Task brief → Write the data out again exactly, with no pictures.

Data for this task →
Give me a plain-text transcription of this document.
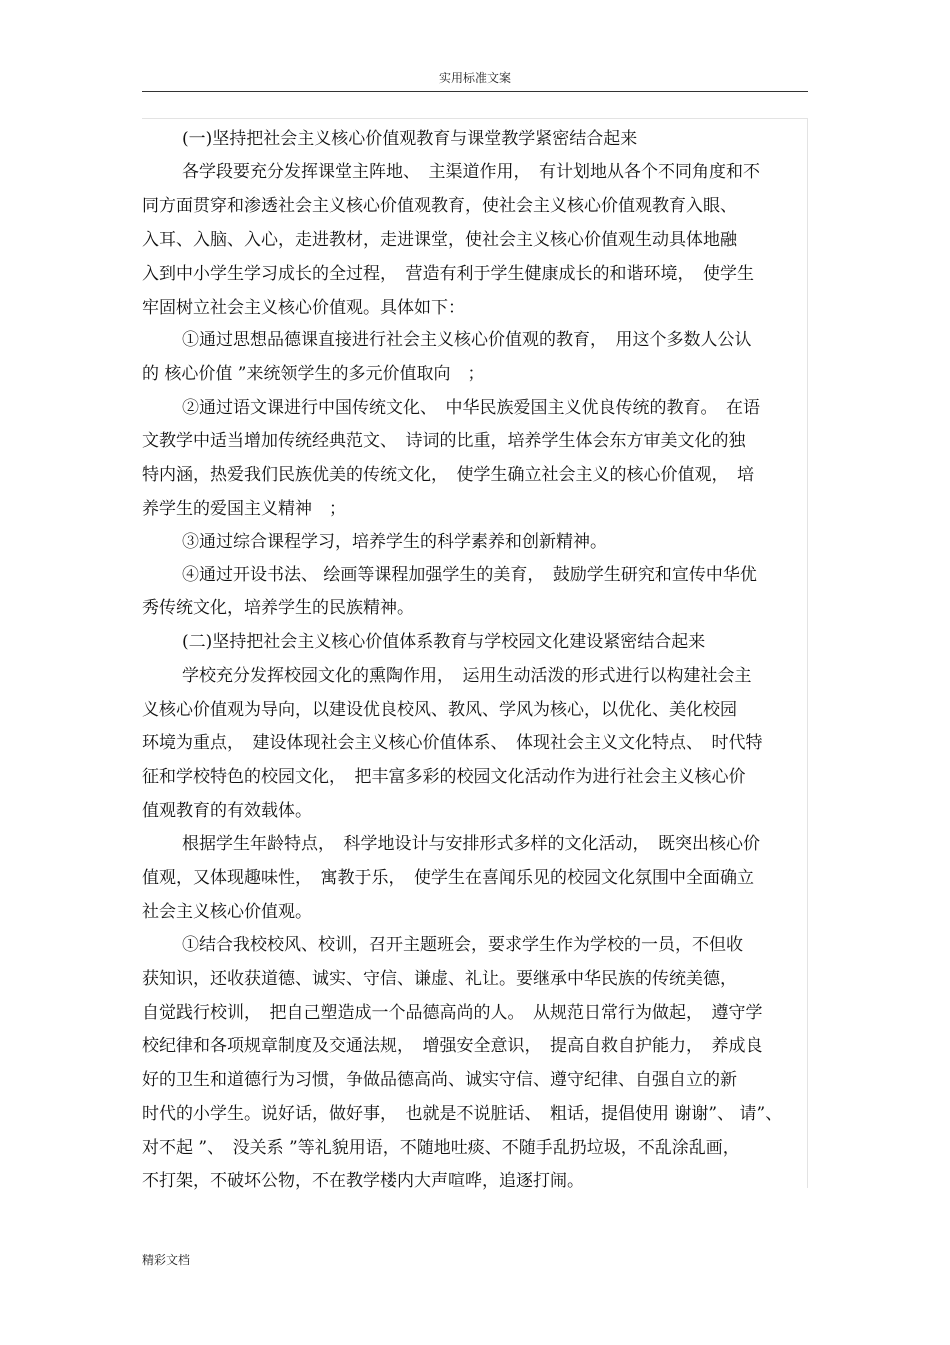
实用标准文案
(一)坚持把社会主义核心价值观教育与课堂教学紧密结合起来
各学段要充分发挥课堂主阵地、　主渠道作用，　有计划地从各个不同角度和不
同方面贯穿和渗透社会主义核心价值观教育，使社会主义核心价值观教育入眼、
入耳、入脑、入心，走进教材，走进课堂，使社会主义核心价值观生动具体地融
入到中小学生学习成长的全过程，　营造有利于学生健康成长的和谐环境，　使学生
牢固树立社会主义核心价值观。具体如下：
①通过思想品德课直接进行社会主义核心价值观的教育，　用这个多数人公认
的 核心价值 ”来统领学生的多元价值取向　；
②通过语文课进行中国传统文化、　中华民族爱国主义优良传统的教育。　在语
文教学中适当增加传统经典范文、　诗词的比重，培养学生体会东方审美文化的独
特内涵，热爱我们民族优美的传统文化，　使学生确立社会主义的核心价值观，　培
养学生的爱国主义精神　；
③通过综合课程学习，培养学生的科学素养和创新精神。
④通过开设书法、 绘画等课程加强学生的美育，　鼓励学生研究和宣传中华优
秀传统文化，培养学生的民族精神。
(二)坚持把社会主义核心价值体系教育与学校园文化建设紧密结合起来
学校充分发挥校园文化的熏陶作用，　运用生动活泼的形式进行以构建社会主
义核心价值观为导向，以建设优良校风、教风、学风为核心，以优化、美化校园
环境为重点，　建设体现社会主义核心价值体系、　体现社会主义文化特点、　时代特
征和学校特色的校园文化，　把丰富多彩的校园文化活动作为进行社会主义核心价
值观教育的有效载体。
根据学生年龄特点，　科学地设计与安排形式多样的文化活动，　既突出核心价
值观，又体现趣味性，　寓教于乐，　使学生在喜闻乐见的校园文化氛围中全面确立
社会主义核心价值观。
①结合我校校风、校训，召开主题班会，要求学生作为学校的一员，不但收
获知识，还收获道德、诚实、守信、谦虚、礼让。要继承中华民族的传统美德，
自觉践行校训，　把自己塑造成一个品德高尚的人。　从规范日常行为做起，　遵守学
校纪律和各项规章制度及交通法规，　增强安全意识，　提高自救自护能力，　养成良
好的卫生和道德行为习惯，争做品德高尚、诚实守信、遵守纪律、自强自立的新
时代的小学生。说好话，做好事，　也就是不说脏话、　粗话，提倡使用 谢谢”、 请”、
对不起 ”、　没关系 ”等礼貌用语，不随地吐痰、不随手乱扔垃圾，不乱涂乱画，
不打架，不破坏公物，不在教学楼内大声喧哗，追逐打闹。
精彩文档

Answer to the exercise →
Give me a plain-text transcription of this document.
实用标准文案
(一)坚持把社会主义核心价值观教育与课堂教学紧密结合起来
各学段要充分发挥课堂主阵地、　主渠道作用，　有计划地从各个不同角度和不
同方面贯穿和渗透社会主义核心价值观教育，使社会主义核心价值观教育入眼、
入耳、入脑、入心，走进教材，走进课堂，使社会主义核心价值观生动具体地融
入到中小学生学习成长的全过程，　营造有利于学生健康成长的和谐环境，　使学生
牢固树立社会主义核心价值观。具体如下：
①通过思想品德课直接进行社会主义核心价值观的教育，　用这个多数人公认
的 核心价值 ”来统领学生的多元价值取向　；
②通过语文课进行中国传统文化、　中华民族爱国主义优良传统的教育。　在语
文教学中适当增加传统经典范文、　诗词的比重，培养学生体会东方审美文化的独
特内涵，热爱我们民族优美的传统文化，　使学生确立社会主义的核心价值观，　培
养学生的爱国主义精神　；
③通过综合课程学习，培养学生的科学素养和创新精神。
④通过开设书法、 绘画等课程加强学生的美育，　鼓励学生研究和宣传中华优
秀传统文化，培养学生的民族精神。
(二)坚持把社会主义核心价值体系教育与学校园文化建设紧密结合起来
学校充分发挥校园文化的熏陶作用，　运用生动活泼的形式进行以构建社会主
义核心价值观为导向，以建设优良校风、教风、学风为核心，以优化、美化校园
环境为重点，　建设体现社会主义核心价值体系、　体现社会主义文化特点、　时代特
征和学校特色的校园文化，　把丰富多彩的校园文化活动作为进行社会主义核心价
值观教育的有效载体。
根据学生年龄特点，　科学地设计与安排形式多样的文化活动，　既突出核心价
值观，又体现趣味性，　寓教于乐，　使学生在喜闻乐见的校园文化氛围中全面确立
社会主义核心价值观。
①结合我校校风、校训，召开主题班会，要求学生作为学校的一员，不但收
获知识，还收获道德、诚实、守信、谦虚、礼让。要继承中华民族的传统美德，
自觉践行校训，　把自己塑造成一个品德高尚的人。　从规范日常行为做起，　遵守学
校纪律和各项规章制度及交通法规，　增强安全意识，　提高自救自护能力，　养成良
好的卫生和道德行为习惯，争做品德高尚、诚实守信、遵守纪律、自强自立的新
时代的小学生。说好话，做好事，　也就是不说脏话、　粗话，提倡使用 谢谢”、 请”、
对不起 ”、　没关系 ”等礼貌用语，不随地吐痰、不随手乱扔垃圾，不乱涂乱画，
不打架，不破坏公物，不在教学楼内大声喧哗，追逐打闹。
精彩文档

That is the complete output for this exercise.